**WHAT TO WORK ON**
Copy every entry precisely.

**PROVIDED DATA**

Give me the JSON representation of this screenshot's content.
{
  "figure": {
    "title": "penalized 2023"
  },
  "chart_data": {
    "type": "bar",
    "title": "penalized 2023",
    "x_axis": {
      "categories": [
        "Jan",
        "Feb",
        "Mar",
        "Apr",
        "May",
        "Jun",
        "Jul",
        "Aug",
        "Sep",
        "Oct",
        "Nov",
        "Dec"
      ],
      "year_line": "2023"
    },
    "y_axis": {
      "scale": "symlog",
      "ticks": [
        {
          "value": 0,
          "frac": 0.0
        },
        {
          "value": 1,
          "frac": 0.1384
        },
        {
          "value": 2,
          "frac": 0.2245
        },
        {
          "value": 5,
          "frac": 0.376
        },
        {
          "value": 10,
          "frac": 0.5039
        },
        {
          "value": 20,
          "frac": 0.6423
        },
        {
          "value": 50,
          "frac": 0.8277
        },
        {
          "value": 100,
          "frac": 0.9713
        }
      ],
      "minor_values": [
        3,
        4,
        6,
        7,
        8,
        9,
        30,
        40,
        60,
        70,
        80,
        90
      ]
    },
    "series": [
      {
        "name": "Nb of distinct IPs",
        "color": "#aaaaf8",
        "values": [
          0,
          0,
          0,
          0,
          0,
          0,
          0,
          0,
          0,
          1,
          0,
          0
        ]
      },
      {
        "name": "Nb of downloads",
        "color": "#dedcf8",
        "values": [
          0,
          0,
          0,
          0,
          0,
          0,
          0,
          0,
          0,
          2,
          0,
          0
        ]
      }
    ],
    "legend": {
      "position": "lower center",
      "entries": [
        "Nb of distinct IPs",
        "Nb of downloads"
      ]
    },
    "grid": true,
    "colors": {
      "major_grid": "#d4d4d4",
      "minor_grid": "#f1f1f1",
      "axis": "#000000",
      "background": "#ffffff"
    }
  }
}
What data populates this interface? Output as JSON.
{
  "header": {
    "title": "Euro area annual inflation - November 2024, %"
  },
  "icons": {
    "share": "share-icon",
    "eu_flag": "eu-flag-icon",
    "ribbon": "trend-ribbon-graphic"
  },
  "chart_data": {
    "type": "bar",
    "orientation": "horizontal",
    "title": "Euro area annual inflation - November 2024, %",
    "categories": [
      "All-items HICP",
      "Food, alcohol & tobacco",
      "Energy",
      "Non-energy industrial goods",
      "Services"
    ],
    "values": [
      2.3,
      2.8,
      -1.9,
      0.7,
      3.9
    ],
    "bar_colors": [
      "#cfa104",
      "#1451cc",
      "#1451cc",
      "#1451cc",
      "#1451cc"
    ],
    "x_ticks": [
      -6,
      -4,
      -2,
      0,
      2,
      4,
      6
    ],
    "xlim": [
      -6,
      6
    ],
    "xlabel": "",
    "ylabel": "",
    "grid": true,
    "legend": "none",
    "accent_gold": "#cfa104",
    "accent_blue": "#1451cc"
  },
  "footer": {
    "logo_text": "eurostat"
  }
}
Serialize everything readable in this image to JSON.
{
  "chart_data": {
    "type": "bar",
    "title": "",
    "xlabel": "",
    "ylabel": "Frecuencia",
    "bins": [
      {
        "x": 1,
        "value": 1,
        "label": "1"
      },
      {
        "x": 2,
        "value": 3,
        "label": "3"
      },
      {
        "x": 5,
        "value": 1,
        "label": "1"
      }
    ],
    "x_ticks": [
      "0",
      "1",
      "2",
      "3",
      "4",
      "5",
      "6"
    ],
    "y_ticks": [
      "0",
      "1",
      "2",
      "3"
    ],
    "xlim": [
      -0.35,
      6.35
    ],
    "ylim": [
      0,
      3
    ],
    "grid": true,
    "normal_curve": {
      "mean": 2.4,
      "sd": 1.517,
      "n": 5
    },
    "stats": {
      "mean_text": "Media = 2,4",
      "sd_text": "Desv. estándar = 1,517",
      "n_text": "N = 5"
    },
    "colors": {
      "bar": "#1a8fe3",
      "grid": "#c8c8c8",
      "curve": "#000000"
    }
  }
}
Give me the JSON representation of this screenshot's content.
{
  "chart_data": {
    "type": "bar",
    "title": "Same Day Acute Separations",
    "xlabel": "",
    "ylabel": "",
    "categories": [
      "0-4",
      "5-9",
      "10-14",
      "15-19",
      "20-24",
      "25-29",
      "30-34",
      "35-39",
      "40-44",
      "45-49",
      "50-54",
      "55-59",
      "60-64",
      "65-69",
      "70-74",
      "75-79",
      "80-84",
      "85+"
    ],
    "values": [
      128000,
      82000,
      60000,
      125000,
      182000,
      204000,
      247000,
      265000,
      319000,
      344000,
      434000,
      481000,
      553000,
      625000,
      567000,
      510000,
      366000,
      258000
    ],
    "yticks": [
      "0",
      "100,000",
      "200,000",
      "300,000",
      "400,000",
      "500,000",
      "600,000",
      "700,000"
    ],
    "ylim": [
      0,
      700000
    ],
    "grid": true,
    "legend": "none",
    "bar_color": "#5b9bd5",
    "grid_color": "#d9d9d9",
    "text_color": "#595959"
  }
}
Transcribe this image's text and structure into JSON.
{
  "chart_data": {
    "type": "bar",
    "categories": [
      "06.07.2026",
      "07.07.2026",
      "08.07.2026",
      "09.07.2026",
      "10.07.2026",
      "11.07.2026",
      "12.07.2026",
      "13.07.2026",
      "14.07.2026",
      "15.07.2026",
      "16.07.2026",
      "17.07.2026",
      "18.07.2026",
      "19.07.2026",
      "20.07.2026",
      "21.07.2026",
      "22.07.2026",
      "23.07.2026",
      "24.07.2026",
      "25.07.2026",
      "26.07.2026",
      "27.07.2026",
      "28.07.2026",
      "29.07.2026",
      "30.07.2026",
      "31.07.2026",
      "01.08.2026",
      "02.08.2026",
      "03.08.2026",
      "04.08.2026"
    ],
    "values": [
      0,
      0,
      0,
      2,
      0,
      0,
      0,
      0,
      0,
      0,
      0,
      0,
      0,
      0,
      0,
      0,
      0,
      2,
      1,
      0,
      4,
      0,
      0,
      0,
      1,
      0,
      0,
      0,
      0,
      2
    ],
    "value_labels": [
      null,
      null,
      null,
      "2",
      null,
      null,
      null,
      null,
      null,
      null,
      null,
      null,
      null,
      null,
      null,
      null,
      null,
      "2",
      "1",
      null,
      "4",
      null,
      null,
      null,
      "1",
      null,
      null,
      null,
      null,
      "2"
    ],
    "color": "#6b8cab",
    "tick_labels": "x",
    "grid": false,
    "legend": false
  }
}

**ANSWER TO THIS PROBLEM**
Give me the JSON representation of this screenshot's content.
{
  "figure": {
    "title": "penalized 2023"
  },
  "chart_data": {
    "type": "bar",
    "title": "penalized 2023",
    "x_axis": {
      "categories": [
        "Jan",
        "Feb",
        "Mar",
        "Apr",
        "May",
        "Jun",
        "Jul",
        "Aug",
        "Sep",
        "Oct",
        "Nov",
        "Dec"
      ],
      "year_line": "2023"
    },
    "y_axis": {
      "scale": "symlog",
      "ticks": [
        {
          "value": 0,
          "frac": 0.0
        },
        {
          "value": 1,
          "frac": 0.1384
        },
        {
          "value": 2,
          "frac": 0.2245
        },
        {
          "value": 5,
          "frac": 0.376
        },
        {
          "value": 10,
          "frac": 0.5039
        },
        {
          "value": 20,
          "frac": 0.6423
        },
        {
          "value": 50,
          "frac": 0.8277
        },
        {
          "value": 100,
          "frac": 0.9713
        }
      ],
      "minor_values": [
        3,
        4,
        6,
        7,
        8,
        9,
        30,
        40,
        60,
        70,
        80,
        90
      ]
    },
    "series": [
      {
        "name": "Nb of distinct IPs",
        "color": "#aaaaf8",
        "values": [
          0,
          0,
          0,
          0,
          0,
          0,
          0,
          0,
          0,
          1,
          0,
          0
        ]
      },
      {
        "name": "Nb of downloads",
        "color": "#dedcf8",
        "values": [
          0,
          0,
          0,
          0,
          0,
          0,
          0,
          0,
          0,
          2,
          0,
          0
        ]
      }
    ],
    "legend": {
      "position": "lower center",
      "entries": [
        "Nb of distinct IPs",
        "Nb of downloads"
      ]
    },
    "grid": true,
    "colors": {
      "major_grid": "#d4d4d4",
      "minor_grid": "#f1f1f1",
      "axis": "#000000",
      "background": "#ffffff"
    }
  }
}
What data populates this interface? Output as JSON.
{
  "header": {
    "title": "Euro area annual inflation - November 2024, %"
  },
  "icons": {
    "share": "share-icon",
    "eu_flag": "eu-flag-icon",
    "ribbon": "trend-ribbon-graphic"
  },
  "chart_data": {
    "type": "bar",
    "orientation": "horizontal",
    "title": "Euro area annual inflation - November 2024, %",
    "categories": [
      "All-items HICP",
      "Food, alcohol & tobacco",
      "Energy",
      "Non-energy industrial goods",
      "Services"
    ],
    "values": [
      2.3,
      2.8,
      -1.9,
      0.7,
      3.9
    ],
    "bar_colors": [
      "#cfa104",
      "#1451cc",
      "#1451cc",
      "#1451cc",
      "#1451cc"
    ],
    "x_ticks": [
      -6,
      -4,
      -2,
      0,
      2,
      4,
      6
    ],
    "xlim": [
      -6,
      6
    ],
    "xlabel": "",
    "ylabel": "",
    "grid": true,
    "legend": "none",
    "accent_gold": "#cfa104",
    "accent_blue": "#1451cc"
  },
  "footer": {
    "logo_text": "eurostat"
  }
}
Serialize everything readable in this image to JSON.
{
  "chart_data": {
    "type": "bar",
    "title": "",
    "xlabel": "",
    "ylabel": "Frecuencia",
    "bins": [
      {
        "x": 1,
        "value": 1,
        "label": "1"
      },
      {
        "x": 2,
        "value": 3,
        "label": "3"
      },
      {
        "x": 5,
        "value": 1,
        "label": "1"
      }
    ],
    "x_ticks": [
      "0",
      "1",
      "2",
      "3",
      "4",
      "5",
      "6"
    ],
    "y_ticks": [
      "0",
      "1",
      "2",
      "3"
    ],
    "xlim": [
      -0.35,
      6.35
    ],
    "ylim": [
      0,
      3
    ],
    "grid": true,
    "normal_curve": {
      "mean": 2.4,
      "sd": 1.517,
      "n": 5
    },
    "stats": {
      "mean_text": "Media = 2,4",
      "sd_text": "Desv. estándar = 1,517",
      "n_text": "N = 5"
    },
    "colors": {
      "bar": "#1a8fe3",
      "grid": "#c8c8c8",
      "curve": "#000000"
    }
  }
}
Give me the JSON representation of this screenshot's content.
{
  "chart_data": {
    "type": "bar",
    "title": "Same Day Acute Separations",
    "xlabel": "",
    "ylabel": "",
    "categories": [
      "0-4",
      "5-9",
      "10-14",
      "15-19",
      "20-24",
      "25-29",
      "30-34",
      "35-39",
      "40-44",
      "45-49",
      "50-54",
      "55-59",
      "60-64",
      "65-69",
      "70-74",
      "75-79",
      "80-84",
      "85+"
    ],
    "values": [
      128000,
      82000,
      60000,
      125000,
      182000,
      204000,
      247000,
      265000,
      319000,
      344000,
      434000,
      481000,
      553000,
      625000,
      567000,
      510000,
      366000,
      258000
    ],
    "yticks": [
      "0",
      "100,000",
      "200,000",
      "300,000",
      "400,000",
      "500,000",
      "600,000",
      "700,000"
    ],
    "ylim": [
      0,
      700000
    ],
    "grid": true,
    "legend": "none",
    "bar_color": "#5b9bd5",
    "grid_color": "#d9d9d9",
    "text_color": "#595959"
  }
}
Transcribe this image's text and structure into JSON.
{
  "chart_data": {
    "type": "bar",
    "categories": [
      "06.07.2026",
      "07.07.2026",
      "08.07.2026",
      "09.07.2026",
      "10.07.2026",
      "11.07.2026",
      "12.07.2026",
      "13.07.2026",
      "14.07.2026",
      "15.07.2026",
      "16.07.2026",
      "17.07.2026",
      "18.07.2026",
      "19.07.2026",
      "20.07.2026",
      "21.07.2026",
      "22.07.2026",
      "23.07.2026",
      "24.07.2026",
      "25.07.2026",
      "26.07.2026",
      "27.07.2026",
      "28.07.2026",
      "29.07.2026",
      "30.07.2026",
      "31.07.2026",
      "01.08.2026",
      "02.08.2026",
      "03.08.2026",
      "04.08.2026"
    ],
    "values": [
      0,
      0,
      0,
      2,
      0,
      0,
      0,
      0,
      0,
      0,
      0,
      0,
      0,
      0,
      0,
      0,
      0,
      2,
      1,
      0,
      4,
      0,
      0,
      0,
      1,
      0,
      0,
      0,
      0,
      2
    ],
    "value_labels": [
      null,
      null,
      null,
      "2",
      null,
      null,
      null,
      null,
      null,
      null,
      null,
      null,
      null,
      null,
      null,
      null,
      null,
      "2",
      "1",
      null,
      "4",
      null,
      null,
      null,
      "1",
      null,
      null,
      null,
      null,
      "2"
    ],
    "color": "#6b8cab",
    "tick_labels": "x",
    "grid": false,
    "legend": false
  }
}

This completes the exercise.